Exercise description:
Check each line of the records below and collect those holding "JSON".

Excerpted records:
——

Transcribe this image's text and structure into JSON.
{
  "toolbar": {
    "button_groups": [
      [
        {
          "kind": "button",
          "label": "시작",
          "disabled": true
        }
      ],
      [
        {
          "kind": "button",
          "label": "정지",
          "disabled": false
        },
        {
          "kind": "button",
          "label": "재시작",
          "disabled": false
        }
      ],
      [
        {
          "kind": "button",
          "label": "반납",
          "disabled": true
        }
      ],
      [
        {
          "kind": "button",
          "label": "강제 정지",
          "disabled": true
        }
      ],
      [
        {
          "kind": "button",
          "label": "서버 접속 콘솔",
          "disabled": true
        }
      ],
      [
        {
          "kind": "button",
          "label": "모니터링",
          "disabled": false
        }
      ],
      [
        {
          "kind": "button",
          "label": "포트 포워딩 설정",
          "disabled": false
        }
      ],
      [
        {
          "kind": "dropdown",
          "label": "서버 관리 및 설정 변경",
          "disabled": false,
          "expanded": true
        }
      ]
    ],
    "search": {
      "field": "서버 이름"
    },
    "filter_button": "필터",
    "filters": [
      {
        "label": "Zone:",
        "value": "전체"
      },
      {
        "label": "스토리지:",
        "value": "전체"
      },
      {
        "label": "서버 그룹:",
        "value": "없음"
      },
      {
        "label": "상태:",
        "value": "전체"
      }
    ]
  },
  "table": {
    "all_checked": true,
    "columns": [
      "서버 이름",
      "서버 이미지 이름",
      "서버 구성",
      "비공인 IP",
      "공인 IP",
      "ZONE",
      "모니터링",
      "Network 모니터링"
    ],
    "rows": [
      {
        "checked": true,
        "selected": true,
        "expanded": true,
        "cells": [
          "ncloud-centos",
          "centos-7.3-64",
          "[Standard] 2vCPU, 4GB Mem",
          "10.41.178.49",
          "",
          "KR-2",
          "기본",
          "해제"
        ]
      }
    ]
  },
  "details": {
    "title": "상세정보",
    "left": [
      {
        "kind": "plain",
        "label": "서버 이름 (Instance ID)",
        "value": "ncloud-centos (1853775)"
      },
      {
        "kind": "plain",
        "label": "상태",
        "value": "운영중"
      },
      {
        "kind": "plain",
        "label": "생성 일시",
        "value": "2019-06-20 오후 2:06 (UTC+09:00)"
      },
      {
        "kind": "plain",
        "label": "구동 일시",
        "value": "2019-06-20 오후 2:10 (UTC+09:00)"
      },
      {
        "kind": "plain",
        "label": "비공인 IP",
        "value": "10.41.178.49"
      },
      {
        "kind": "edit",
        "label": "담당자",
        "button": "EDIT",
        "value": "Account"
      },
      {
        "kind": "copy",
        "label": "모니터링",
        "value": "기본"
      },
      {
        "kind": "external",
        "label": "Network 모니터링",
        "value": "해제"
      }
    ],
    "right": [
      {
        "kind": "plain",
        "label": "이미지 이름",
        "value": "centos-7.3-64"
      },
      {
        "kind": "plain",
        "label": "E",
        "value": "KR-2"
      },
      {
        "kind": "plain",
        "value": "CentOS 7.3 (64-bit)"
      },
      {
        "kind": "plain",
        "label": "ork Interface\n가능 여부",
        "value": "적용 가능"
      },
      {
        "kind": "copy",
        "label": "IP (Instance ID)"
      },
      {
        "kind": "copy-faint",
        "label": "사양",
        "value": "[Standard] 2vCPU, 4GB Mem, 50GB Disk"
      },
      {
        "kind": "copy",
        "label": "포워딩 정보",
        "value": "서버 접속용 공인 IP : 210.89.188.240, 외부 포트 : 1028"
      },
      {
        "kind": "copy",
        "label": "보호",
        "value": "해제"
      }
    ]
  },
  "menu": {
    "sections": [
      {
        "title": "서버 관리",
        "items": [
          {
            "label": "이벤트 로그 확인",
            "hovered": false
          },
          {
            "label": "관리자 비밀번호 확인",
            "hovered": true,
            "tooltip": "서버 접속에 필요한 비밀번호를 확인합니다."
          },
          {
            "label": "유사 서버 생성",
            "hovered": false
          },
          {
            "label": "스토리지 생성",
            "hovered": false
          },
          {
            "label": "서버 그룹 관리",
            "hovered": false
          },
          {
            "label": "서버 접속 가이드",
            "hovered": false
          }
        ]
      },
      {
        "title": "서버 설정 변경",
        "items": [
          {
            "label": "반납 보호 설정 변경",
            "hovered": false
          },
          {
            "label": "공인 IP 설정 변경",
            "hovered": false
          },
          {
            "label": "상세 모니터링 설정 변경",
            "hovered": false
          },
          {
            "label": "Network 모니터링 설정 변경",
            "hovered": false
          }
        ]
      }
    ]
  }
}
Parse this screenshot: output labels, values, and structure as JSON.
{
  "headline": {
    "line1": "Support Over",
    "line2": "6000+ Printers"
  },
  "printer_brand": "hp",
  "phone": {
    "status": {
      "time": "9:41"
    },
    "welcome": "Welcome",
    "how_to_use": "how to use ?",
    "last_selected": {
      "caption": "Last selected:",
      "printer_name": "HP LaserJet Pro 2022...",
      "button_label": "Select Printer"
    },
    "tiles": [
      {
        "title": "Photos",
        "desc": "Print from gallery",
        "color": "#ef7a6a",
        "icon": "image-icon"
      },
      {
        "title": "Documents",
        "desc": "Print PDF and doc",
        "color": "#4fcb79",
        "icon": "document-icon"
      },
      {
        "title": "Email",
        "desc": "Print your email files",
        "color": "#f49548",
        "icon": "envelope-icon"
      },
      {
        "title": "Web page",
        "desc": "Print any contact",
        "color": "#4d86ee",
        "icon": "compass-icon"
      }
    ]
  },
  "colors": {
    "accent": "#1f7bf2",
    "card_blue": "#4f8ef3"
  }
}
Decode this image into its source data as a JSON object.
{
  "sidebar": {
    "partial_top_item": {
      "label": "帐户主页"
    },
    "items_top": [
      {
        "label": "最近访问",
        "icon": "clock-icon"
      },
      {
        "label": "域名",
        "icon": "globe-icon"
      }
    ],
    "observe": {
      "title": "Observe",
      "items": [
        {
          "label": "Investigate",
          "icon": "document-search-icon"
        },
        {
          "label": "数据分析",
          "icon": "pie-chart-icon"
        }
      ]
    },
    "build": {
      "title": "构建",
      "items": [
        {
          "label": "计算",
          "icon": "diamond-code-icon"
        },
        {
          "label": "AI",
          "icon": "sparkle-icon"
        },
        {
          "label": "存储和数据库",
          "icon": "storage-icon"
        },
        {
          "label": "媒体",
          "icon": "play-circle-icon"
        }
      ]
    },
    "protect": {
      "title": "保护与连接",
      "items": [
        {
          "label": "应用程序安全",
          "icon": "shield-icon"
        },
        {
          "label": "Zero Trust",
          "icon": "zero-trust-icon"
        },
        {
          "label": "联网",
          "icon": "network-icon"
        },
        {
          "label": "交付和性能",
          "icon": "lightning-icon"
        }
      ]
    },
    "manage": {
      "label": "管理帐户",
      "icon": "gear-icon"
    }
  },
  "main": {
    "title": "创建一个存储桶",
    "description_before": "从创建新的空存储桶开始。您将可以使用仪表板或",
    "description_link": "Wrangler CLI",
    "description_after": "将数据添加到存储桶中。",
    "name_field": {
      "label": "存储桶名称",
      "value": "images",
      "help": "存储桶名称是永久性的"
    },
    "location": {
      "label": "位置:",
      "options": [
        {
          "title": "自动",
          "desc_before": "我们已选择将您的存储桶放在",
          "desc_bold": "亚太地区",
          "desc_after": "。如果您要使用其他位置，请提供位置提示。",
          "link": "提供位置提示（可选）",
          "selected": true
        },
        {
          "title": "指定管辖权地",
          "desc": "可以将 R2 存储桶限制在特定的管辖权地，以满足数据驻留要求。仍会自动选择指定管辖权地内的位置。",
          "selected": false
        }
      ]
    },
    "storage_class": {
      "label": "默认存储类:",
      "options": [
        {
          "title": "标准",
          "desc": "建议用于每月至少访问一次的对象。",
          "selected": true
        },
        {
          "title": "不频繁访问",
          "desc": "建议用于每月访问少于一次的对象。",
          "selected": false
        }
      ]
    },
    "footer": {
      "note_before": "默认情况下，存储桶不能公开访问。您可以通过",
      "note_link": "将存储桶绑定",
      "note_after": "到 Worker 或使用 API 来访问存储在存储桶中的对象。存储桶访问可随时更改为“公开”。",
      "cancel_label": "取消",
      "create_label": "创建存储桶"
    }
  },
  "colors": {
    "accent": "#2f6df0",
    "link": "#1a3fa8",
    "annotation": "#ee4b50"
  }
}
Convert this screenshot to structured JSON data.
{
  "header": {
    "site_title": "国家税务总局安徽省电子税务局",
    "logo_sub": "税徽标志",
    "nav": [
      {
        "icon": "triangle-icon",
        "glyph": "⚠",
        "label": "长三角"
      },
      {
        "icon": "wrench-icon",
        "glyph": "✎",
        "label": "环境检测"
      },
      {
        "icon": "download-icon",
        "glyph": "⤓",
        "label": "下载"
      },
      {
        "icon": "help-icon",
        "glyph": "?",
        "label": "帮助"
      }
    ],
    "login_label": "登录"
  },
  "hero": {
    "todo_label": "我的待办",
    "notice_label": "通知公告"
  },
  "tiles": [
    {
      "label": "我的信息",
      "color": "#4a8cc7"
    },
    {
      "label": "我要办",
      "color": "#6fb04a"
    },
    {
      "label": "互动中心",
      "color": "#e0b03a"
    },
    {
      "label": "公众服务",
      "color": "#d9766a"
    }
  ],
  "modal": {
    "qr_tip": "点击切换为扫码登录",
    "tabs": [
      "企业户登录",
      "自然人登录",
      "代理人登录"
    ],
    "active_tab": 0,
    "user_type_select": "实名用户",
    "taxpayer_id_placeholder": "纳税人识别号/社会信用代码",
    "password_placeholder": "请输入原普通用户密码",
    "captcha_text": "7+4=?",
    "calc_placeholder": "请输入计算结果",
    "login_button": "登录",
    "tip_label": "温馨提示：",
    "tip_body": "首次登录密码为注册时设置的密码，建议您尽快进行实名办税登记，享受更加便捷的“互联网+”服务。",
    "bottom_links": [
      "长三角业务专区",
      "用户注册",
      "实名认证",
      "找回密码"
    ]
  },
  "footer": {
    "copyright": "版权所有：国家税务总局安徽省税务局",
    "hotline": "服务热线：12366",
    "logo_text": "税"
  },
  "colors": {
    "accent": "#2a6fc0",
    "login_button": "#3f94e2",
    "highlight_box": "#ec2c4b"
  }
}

——

Answer below:
Transcribe this image's text and structure into JSON.
Parse this screenshot: output labels, values, and structure as JSON.
Decode this image into its source data as a JSON object.
Convert this screenshot to structured JSON data.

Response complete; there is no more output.